*TASK GOAL:*
Search the records for the word "그래프는" and report each line that has it.

--- START INFORMATION SUPPLIED ---

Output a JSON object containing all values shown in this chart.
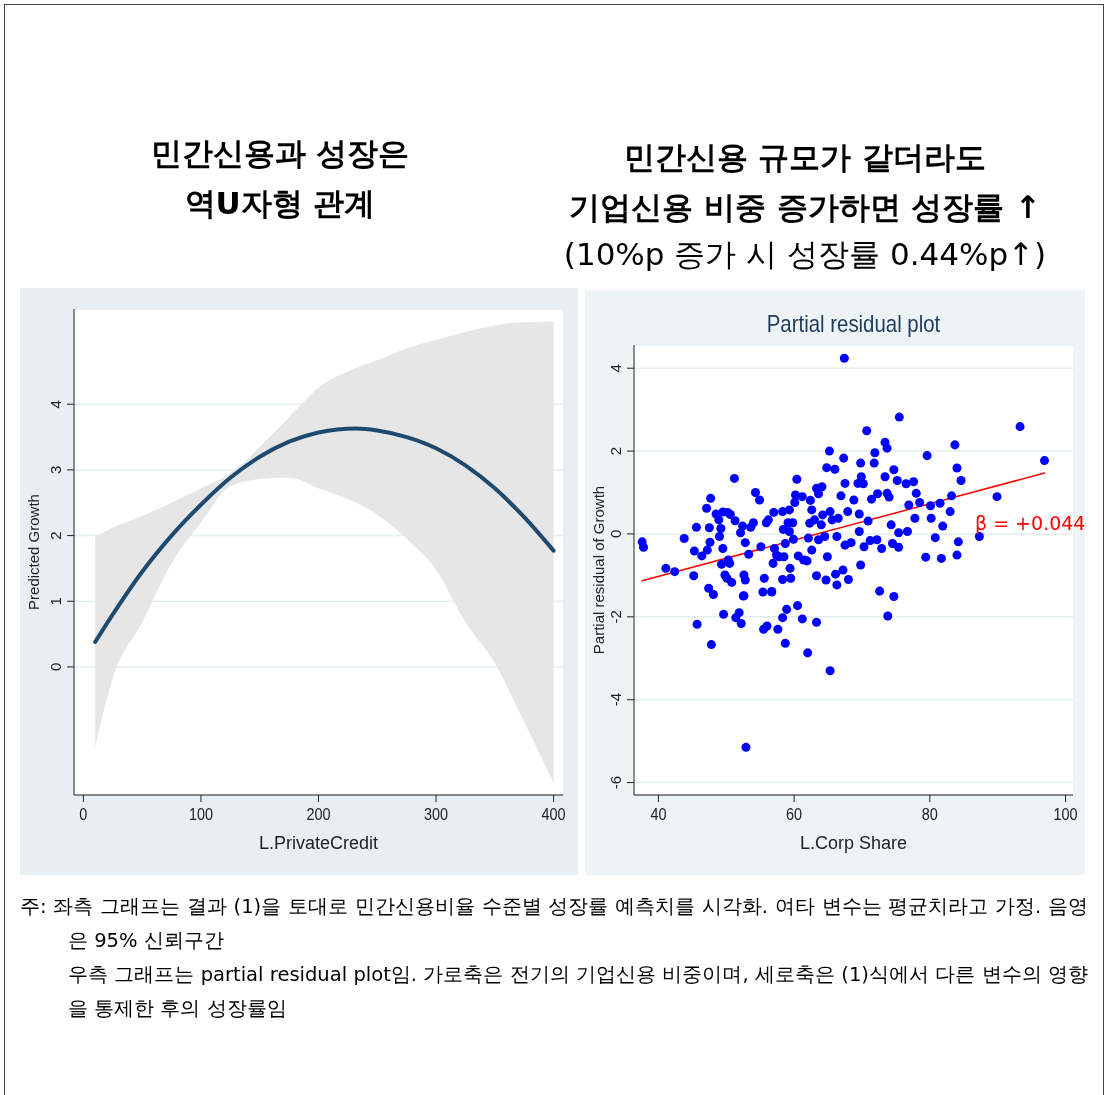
{
  "chart_data": [
    {
      "type": "line",
      "title": "민간신용과 성장은\n역U자형 관계",
      "xlabel": "L.PrivateCredit",
      "ylabel": "Predicted Growth",
      "x": [
        10,
        25,
        50,
        75,
        100,
        125,
        150,
        175,
        200,
        232,
        250,
        275,
        300,
        325,
        350,
        375,
        400
      ],
      "series": [
        {
          "color": "#1d4a6e",
          "values": [
            0.38,
            0.8,
            1.45,
            2.0,
            2.47,
            2.88,
            3.2,
            3.43,
            3.57,
            3.63,
            3.6,
            3.5,
            3.33,
            3.07,
            2.72,
            2.28,
            1.77
          ],
          "lower": [
            -1.22,
            -0.17,
            0.68,
            1.58,
            2.2,
            2.75,
            2.86,
            2.88,
            2.72,
            2.5,
            2.32,
            1.95,
            1.48,
            0.68,
            0.06,
            -0.84,
            -1.77
          ],
          "upper": [
            1.98,
            2.12,
            2.3,
            2.5,
            2.72,
            2.95,
            3.35,
            3.8,
            4.25,
            4.55,
            4.67,
            4.85,
            4.98,
            5.1,
            5.2,
            5.25,
            5.26
          ]
        }
      ],
      "xlim": [
        -8,
        408
      ],
      "ylim": [
        -1.95,
        5.45
      ],
      "xticks": [
        0,
        100,
        200,
        300,
        400
      ],
      "yticks": [
        0,
        1,
        2,
        3,
        4
      ],
      "grid": "y",
      "legend": false,
      "marker": "none",
      "line_style": "solid",
      "annotations": [
        "주: 좌측 그래프는 결과 (1)을 토대로 민간신용비율 수준별 성장률 예측치를 시각화. 여타 변수는 평균치라고 가정. 음영은 95% 신뢰구간",
        "우측 그래프는 partial residual plot임. 가로축은 전기의 기업신용 비중이며, 세로축은 (1)식에서 다른 변수의 영향을 통제한 후의 성장률임"
      ]
    },
    {
      "type": "scatter",
      "title": "민간신용 규모가 같더라도\n기업신용 비중 증가하면 성장률 ↑",
      "subtitle": "(10%p 증가 시 성장률 0.44%p↑)",
      "xlabel": "L.Corp Share",
      "ylabel": "Partial residual of Growth",
      "series": [
        {
          "color": "#0000ff",
          "marker": "circle",
          "x": [
            37.6,
            37.8,
            41.1,
            42.4,
            43.8,
            45.2,
            45.3,
            45.6,
            46.4,
            47.1,
            47.2,
            47.5,
            47.6,
            47.7,
            47.4,
            48.1,
            48.5,
            48.9,
            49.2,
            49.0,
            49.5,
            49.5,
            49.3,
            49.8,
            50.1,
            50.2,
            50.6,
            50.3,
            50.5,
            50.8,
            51.2,
            51.3,
            52.1,
            52.4,
            52.8,
            52.6,
            52.8,
            52.6,
            53.3,
            53.6,
            54.0,
            54.3,
            54.9,
            55.1,
            55.6,
            55.9,
            56.2,
            56.7,
            56.9,
            57.0,
            57.1,
            57.4,
            57.8,
            58.3,
            58.4,
            58.5,
            58.3,
            58.7,
            59.1,
            59.3,
            59.3,
            59.5,
            59.8,
            59.9,
            59.4,
            60.1,
            60.2,
            60.4,
            60.6,
            61.2,
            61.4,
            61.9,
            62.1,
            62.3,
            62.4,
            62.6,
            62.6,
            63.0,
            63.3,
            63.3,
            63.6,
            63.6,
            64.0,
            64.1,
            64.2,
            64.5,
            64.7,
            64.8,
            64.9,
            65.2,
            65.3,
            65.6,
            66.0,
            66.1,
            66.3,
            66.3,
            66.5,
            66.9,
            67.2,
            67.3,
            67.4,
            67.5,
            67.5,
            67.9,
            68.0,
            68.4,
            68.8,
            69.4,
            69.6,
            69.6,
            69.8,
            69.8,
            69.9,
            70.2,
            70.3,
            70.7,
            70.9,
            71.2,
            71.4,
            71.8,
            71.9,
            72.2,
            72.3,
            72.6,
            72.9,
            73.4,
            73.4,
            73.7,
            73.7,
            74.0,
            74.3,
            74.5,
            74.7,
            74.7,
            75.2,
            75.4,
            75.4,
            75.5,
            76.5,
            76.7,
            76.9,
            77.6,
            77.8,
            78.0,
            78.5,
            79.4,
            79.6,
            80.1,
            80.2,
            80.8,
            81.5,
            81.7,
            81.9,
            83.0,
            83.2,
            83.7,
            84.0,
            84.0,
            84.2,
            84.6,
            87.3,
            89.9,
            93.3,
            96.9,
            45.7,
            47.8,
            49.6,
            51.4,
            51.9,
            52.2,
            52.9,
            52.5,
            55.4,
            55.5,
            56.0,
            56.7,
            57.6,
            58.3,
            58.7,
            58.9,
            60.5,
            61.2,
            62.0,
            63.3,
            65.3,
            73.8
          ],
          "values": [
            -0.19,
            -0.32,
            -0.83,
            -0.91,
            -0.11,
            -1.01,
            -0.41,
            0.16,
            -0.53,
            0.62,
            -0.39,
            0.15,
            -0.2,
            0.86,
            -1.31,
            -1.46,
            0.48,
            0.34,
            0.13,
            -0.06,
            0.53,
            -0.35,
            -0.73,
            -0.99,
            -1.07,
            0.52,
            0.47,
            -0.63,
            -0.71,
            -1.17,
            1.34,
            0.32,
            0.03,
            0.19,
            -0.21,
            -0.99,
            -1.11,
            -1.49,
            -0.49,
            0.16,
            0.27,
            1.0,
            0.82,
            -0.31,
            -1.07,
            0.27,
            0.34,
            -1.39,
            -0.71,
            0.52,
            -0.35,
            -0.51,
            -0.55,
            0.54,
            0.11,
            -0.55,
            -1.1,
            -0.23,
            0.27,
            0.58,
            0.06,
            -1.07,
            0.27,
            -0.13,
            -0.83,
            0.76,
            0.94,
            1.32,
            -0.53,
            0.9,
            -0.63,
            -0.65,
            -0.1,
            0.26,
            0.81,
            0.58,
            -0.39,
            0.34,
            1.1,
            -1.01,
            0.97,
            -0.14,
            0.22,
            1.14,
            0.46,
            -0.06,
            -1.11,
            1.6,
            -0.55,
            2.0,
            0.54,
            0.34,
            1.56,
            -0.97,
            -1.23,
            -0.06,
            0.38,
            0.92,
            -0.87,
            1.83,
            4.24,
            1.22,
            -0.27,
            0.54,
            -1.1,
            -0.21,
            0.82,
            1.22,
            0.48,
            0.06,
            1.71,
            -0.75,
            1.38,
            1.21,
            -0.31,
            2.49,
            0.31,
            -0.16,
            0.84,
            1.71,
            1.96,
            -0.14,
            0.97,
            -1.38,
            -0.35,
            2.21,
            1.38,
            2.07,
            0.98,
            0.89,
            0.22,
            -0.23,
            -1.51,
            1.55,
            1.29,
            0.03,
            -0.32,
            2.82,
            1.21,
            0.06,
            0.7,
            1.26,
            0.38,
            0.98,
            0.76,
            -0.56,
            1.89,
            0.68,
            0.38,
            -0.09,
            0.74,
            -0.59,
            0.19,
            0.54,
            0.92,
            2.15,
            1.59,
            -0.51,
            -0.19,
            1.29,
            -0.06,
            0.9,
            2.59,
            1.77,
            -2.18,
            -2.67,
            -1.94,
            -2.02,
            -1.9,
            -2.16,
            -5.15,
            -1.5,
            -1.4,
            -2.3,
            -2.22,
            -1.4,
            -2.3,
            -2.02,
            -2.64,
            -1.82,
            -1.73,
            -2.05,
            -2.87,
            -2.13,
            -3.3,
            -1.98
          ]
        },
        {
          "type": "line",
          "color": "#ff0000",
          "marker": "none",
          "x": [
            37.6,
            96.9
          ],
          "values": [
            -1.13,
            1.47
          ]
        }
      ],
      "xlim": [
        36.4,
        101.1
      ],
      "ylim": [
        -6.3,
        4.56
      ],
      "xticks": [
        40,
        60,
        80,
        100
      ],
      "yticks": [
        -6,
        -4,
        -2,
        0,
        2,
        4
      ],
      "grid": "y",
      "legend": false,
      "line_style": "solid",
      "annotations": [
        "Partial residual plot",
        "β = +0.044"
      ]
    }
  ]
}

--- END INFORMATION SUPPLIED ---

*WRITTEN RESPONSE:*
        "주: 좌측 그래프는 결과 (1)을 토대로 민간신용비율 수준별 성장률 예측치를 시각화. 여타 변수는 평균치라고 가정. 음영은 95% 신뢰구간",
        "우측 그래프는 partial residual plot임. 가로축은 전기의 기업신용 비중이며, 세로축은 (1)식에서 다른 변수의 영향을 통제한 후의 성장률임"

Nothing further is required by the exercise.